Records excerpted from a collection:

□ □ □ □ □

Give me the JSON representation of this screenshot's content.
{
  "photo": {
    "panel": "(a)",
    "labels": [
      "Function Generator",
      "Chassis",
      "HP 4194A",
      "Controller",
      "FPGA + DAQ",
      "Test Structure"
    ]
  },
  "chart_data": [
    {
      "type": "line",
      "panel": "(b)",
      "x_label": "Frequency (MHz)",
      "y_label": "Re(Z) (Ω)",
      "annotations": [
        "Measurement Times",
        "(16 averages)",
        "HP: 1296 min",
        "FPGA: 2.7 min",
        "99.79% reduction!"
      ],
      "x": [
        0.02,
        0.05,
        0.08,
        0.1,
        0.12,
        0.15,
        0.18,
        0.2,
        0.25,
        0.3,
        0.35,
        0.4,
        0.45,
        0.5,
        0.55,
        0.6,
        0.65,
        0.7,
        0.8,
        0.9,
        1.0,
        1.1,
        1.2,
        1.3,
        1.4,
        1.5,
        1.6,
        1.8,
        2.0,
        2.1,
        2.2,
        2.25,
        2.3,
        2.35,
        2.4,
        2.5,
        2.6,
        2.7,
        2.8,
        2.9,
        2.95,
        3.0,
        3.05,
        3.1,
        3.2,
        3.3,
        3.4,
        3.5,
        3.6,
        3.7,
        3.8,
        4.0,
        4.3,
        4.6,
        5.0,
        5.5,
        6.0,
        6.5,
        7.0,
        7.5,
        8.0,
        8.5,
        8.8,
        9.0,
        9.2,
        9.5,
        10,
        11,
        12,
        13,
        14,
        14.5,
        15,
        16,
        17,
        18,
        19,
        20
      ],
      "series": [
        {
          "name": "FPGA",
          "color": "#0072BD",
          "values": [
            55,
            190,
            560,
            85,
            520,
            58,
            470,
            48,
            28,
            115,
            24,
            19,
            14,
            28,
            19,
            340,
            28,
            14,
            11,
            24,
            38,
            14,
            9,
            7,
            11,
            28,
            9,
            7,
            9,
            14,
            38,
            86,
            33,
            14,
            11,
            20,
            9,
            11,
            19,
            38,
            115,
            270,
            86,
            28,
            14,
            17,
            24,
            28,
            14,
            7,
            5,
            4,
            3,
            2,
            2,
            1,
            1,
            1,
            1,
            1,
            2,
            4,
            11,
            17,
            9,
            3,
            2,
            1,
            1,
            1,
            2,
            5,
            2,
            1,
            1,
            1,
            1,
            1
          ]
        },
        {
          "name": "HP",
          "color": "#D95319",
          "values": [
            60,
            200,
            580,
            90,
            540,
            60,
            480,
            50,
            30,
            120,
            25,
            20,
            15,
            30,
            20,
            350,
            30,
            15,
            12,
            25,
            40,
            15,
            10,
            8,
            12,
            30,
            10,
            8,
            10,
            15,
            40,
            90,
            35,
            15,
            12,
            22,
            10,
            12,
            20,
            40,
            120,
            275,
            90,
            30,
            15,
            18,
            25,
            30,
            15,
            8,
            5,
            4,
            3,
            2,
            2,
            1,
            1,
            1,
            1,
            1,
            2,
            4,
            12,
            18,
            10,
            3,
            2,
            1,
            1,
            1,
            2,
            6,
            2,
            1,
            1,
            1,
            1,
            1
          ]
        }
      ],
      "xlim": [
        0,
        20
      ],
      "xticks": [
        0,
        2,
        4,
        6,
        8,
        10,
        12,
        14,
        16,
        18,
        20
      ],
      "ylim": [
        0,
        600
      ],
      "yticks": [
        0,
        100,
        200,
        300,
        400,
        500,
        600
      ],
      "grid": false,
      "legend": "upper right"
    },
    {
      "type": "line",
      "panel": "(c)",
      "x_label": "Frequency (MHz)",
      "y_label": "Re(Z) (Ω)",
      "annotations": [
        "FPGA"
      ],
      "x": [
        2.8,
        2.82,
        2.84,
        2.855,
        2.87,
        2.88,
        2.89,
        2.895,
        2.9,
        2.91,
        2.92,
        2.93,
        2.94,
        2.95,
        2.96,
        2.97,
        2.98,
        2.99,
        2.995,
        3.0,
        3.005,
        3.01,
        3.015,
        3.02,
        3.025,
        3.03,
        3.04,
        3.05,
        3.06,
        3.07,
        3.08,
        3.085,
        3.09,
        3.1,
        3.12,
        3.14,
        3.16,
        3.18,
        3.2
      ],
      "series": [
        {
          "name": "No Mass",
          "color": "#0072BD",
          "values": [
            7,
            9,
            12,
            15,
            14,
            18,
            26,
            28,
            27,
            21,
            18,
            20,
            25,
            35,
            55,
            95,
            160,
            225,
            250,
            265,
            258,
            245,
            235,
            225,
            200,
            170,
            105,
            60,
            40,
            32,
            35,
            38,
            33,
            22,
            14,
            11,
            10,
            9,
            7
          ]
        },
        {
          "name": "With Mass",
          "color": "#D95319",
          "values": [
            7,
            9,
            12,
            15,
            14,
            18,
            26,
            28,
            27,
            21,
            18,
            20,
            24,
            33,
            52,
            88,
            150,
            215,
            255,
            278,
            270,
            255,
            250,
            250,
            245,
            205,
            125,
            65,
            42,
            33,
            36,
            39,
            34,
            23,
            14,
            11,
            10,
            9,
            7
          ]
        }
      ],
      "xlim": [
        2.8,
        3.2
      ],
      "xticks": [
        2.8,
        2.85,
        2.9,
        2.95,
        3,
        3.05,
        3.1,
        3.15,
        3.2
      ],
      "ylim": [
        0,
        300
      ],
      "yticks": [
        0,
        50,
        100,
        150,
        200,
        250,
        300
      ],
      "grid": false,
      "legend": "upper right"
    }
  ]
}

□ □ □ □ □

### WHAT IS REQUIRED
Would you copy out each line exactly as written?

### SOLVED PROBLEM
Give me the JSON representation of this screenshot's content.
{
  "photo": {
    "panel": "(a)",
    "labels": [
      "Function Generator",
      "Chassis",
      "HP 4194A",
      "Controller",
      "FPGA + DAQ",
      "Test Structure"
    ]
  },
  "chart_data": [
    {
      "type": "line",
      "panel": "(b)",
      "x_label": "Frequency (MHz)",
      "y_label": "Re(Z) (Ω)",
      "annotations": [
        "Measurement Times",
        "(16 averages)",
        "HP: 1296 min",
        "FPGA: 2.7 min",
        "99.79% reduction!"
      ],
      "x": [
        0.02,
        0.05,
        0.08,
        0.1,
        0.12,
        0.15,
        0.18,
        0.2,
        0.25,
        0.3,
        0.35,
        0.4,
        0.45,
        0.5,
        0.55,
        0.6,
        0.65,
        0.7,
        0.8,
        0.9,
        1.0,
        1.1,
        1.2,
        1.3,
        1.4,
        1.5,
        1.6,
        1.8,
        2.0,
        2.1,
        2.2,
        2.25,
        2.3,
        2.35,
        2.4,
        2.5,
        2.6,
        2.7,
        2.8,
        2.9,
        2.95,
        3.0,
        3.05,
        3.1,
        3.2,
        3.3,
        3.4,
        3.5,
        3.6,
        3.7,
        3.8,
        4.0,
        4.3,
        4.6,
        5.0,
        5.5,
        6.0,
        6.5,
        7.0,
        7.5,
        8.0,
        8.5,
        8.8,
        9.0,
        9.2,
        9.5,
        10,
        11,
        12,
        13,
        14,
        14.5,
        15,
        16,
        17,
        18,
        19,
        20
      ],
      "series": [
        {
          "name": "FPGA",
          "color": "#0072BD",
          "values": [
            55,
            190,
            560,
            85,
            520,
            58,
            470,
            48,
            28,
            115,
            24,
            19,
            14,
            28,
            19,
            340,
            28,
            14,
            11,
            24,
            38,
            14,
            9,
            7,
            11,
            28,
            9,
            7,
            9,
            14,
            38,
            86,
            33,
            14,
            11,
            20,
            9,
            11,
            19,
            38,
            115,
            270,
            86,
            28,
            14,
            17,
            24,
            28,
            14,
            7,
            5,
            4,
            3,
            2,
            2,
            1,
            1,
            1,
            1,
            1,
            2,
            4,
            11,
            17,
            9,
            3,
            2,
            1,
            1,
            1,
            2,
            5,
            2,
            1,
            1,
            1,
            1,
            1
          ]
        },
        {
          "name": "HP",
          "color": "#D95319",
          "values": [
            60,
            200,
            580,
            90,
            540,
            60,
            480,
            50,
            30,
            120,
            25,
            20,
            15,
            30,
            20,
            350,
            30,
            15,
            12,
            25,
            40,
            15,
            10,
            8,
            12,
            30,
            10,
            8,
            10,
            15,
            40,
            90,
            35,
            15,
            12,
            22,
            10,
            12,
            20,
            40,
            120,
            275,
            90,
            30,
            15,
            18,
            25,
            30,
            15,
            8,
            5,
            4,
            3,
            2,
            2,
            1,
            1,
            1,
            1,
            1,
            2,
            4,
            12,
            18,
            10,
            3,
            2,
            1,
            1,
            1,
            2,
            6,
            2,
            1,
            1,
            1,
            1,
            1
          ]
        }
      ],
      "xlim": [
        0,
        20
      ],
      "xticks": [
        0,
        2,
        4,
        6,
        8,
        10,
        12,
        14,
        16,
        18,
        20
      ],
      "ylim": [
        0,
        600
      ],
      "yticks": [
        0,
        100,
        200,
        300,
        400,
        500,
        600
      ],
      "grid": false,
      "legend": "upper right"
    },
    {
      "type": "line",
      "panel": "(c)",
      "x_label": "Frequency (MHz)",
      "y_label": "Re(Z) (Ω)",
      "annotations": [
        "FPGA"
      ],
      "x": [
        2.8,
        2.82,
        2.84,
        2.855,
        2.87,
        2.88,
        2.89,
        2.895,
        2.9,
        2.91,
        2.92,
        2.93,
        2.94,
        2.95,
        2.96,
        2.97,
        2.98,
        2.99,
        2.995,
        3.0,
        3.005,
        3.01,
        3.015,
        3.02,
        3.025,
        3.03,
        3.04,
        3.05,
        3.06,
        3.07,
        3.08,
        3.085,
        3.09,
        3.1,
        3.12,
        3.14,
        3.16,
        3.18,
        3.2
      ],
      "series": [
        {
          "name": "No Mass",
          "color": "#0072BD",
          "values": [
            7,
            9,
            12,
            15,
            14,
            18,
            26,
            28,
            27,
            21,
            18,
            20,
            25,
            35,
            55,
            95,
            160,
            225,
            250,
            265,
            258,
            245,
            235,
            225,
            200,
            170,
            105,
            60,
            40,
            32,
            35,
            38,
            33,
            22,
            14,
            11,
            10,
            9,
            7
          ]
        },
        {
          "name": "With Mass",
          "color": "#D95319",
          "values": [
            7,
            9,
            12,
            15,
            14,
            18,
            26,
            28,
            27,
            21,
            18,
            20,
            24,
            33,
            52,
            88,
            150,
            215,
            255,
            278,
            270,
            255,
            250,
            250,
            245,
            205,
            125,
            65,
            42,
            33,
            36,
            39,
            34,
            23,
            14,
            11,
            10,
            9,
            7
          ]
        }
      ],
      "xlim": [
        2.8,
        3.2
      ],
      "xticks": [
        2.8,
        2.85,
        2.9,
        2.95,
        3,
        3.05,
        3.1,
        3.15,
        3.2
      ],
      "ylim": [
        0,
        300
      ],
      "yticks": [
        0,
        50,
        100,
        150,
        200,
        250,
        300
      ],
      "grid": false,
      "legend": "upper right"
    }
  ]
}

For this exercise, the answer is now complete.